**AIM**
What lines of the data include the string "dienests"? Copy them all.

----

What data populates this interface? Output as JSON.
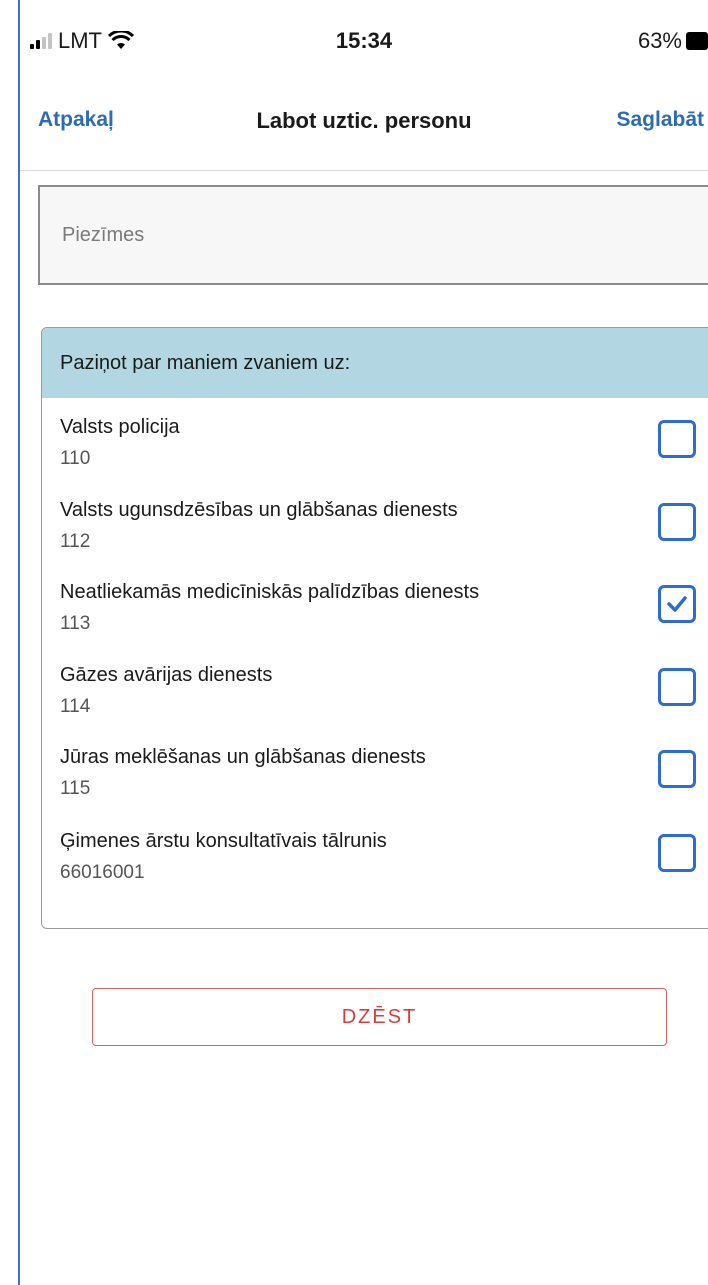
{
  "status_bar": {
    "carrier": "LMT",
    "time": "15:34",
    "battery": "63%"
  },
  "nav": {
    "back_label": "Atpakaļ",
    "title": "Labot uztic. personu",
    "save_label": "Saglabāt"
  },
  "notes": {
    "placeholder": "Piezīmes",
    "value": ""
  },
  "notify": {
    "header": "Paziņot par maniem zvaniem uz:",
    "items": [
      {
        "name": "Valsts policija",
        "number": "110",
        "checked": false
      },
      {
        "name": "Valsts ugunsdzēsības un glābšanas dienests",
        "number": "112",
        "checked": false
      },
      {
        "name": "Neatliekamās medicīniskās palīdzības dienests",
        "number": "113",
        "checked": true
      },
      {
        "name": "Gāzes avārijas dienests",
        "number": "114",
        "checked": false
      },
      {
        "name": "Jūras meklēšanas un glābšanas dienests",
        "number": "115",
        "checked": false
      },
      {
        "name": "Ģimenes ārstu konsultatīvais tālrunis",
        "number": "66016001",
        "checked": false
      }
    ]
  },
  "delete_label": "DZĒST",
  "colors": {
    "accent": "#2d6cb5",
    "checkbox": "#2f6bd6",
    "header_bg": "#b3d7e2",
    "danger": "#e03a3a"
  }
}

----

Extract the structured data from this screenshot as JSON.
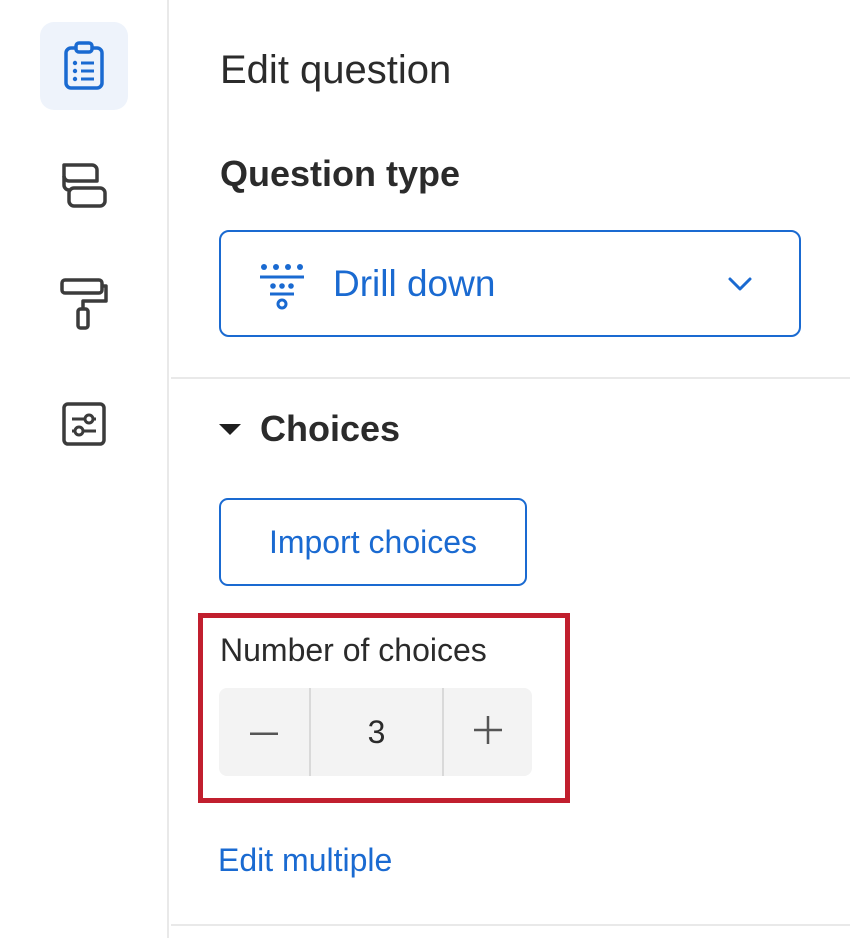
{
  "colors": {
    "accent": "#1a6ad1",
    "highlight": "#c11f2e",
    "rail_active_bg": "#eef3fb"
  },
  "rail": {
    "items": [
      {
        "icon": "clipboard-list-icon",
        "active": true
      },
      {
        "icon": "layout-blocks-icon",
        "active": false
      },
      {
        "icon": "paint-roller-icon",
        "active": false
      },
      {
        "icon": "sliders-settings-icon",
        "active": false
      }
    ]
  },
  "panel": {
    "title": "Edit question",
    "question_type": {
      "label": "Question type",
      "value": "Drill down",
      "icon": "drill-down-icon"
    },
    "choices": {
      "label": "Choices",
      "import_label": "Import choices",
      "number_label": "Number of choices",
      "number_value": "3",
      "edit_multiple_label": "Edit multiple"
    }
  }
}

----

**WORKED ANSWER**
        "name": "Valsts ugunsdzēsības un glābšanas dienests",
        "name": "Neatliekamās medicīniskās palīdzības dienests",
        "name": "Gāzes avārijas dienests",
        "name": "Jūras meklēšanas un glābšanas dienests",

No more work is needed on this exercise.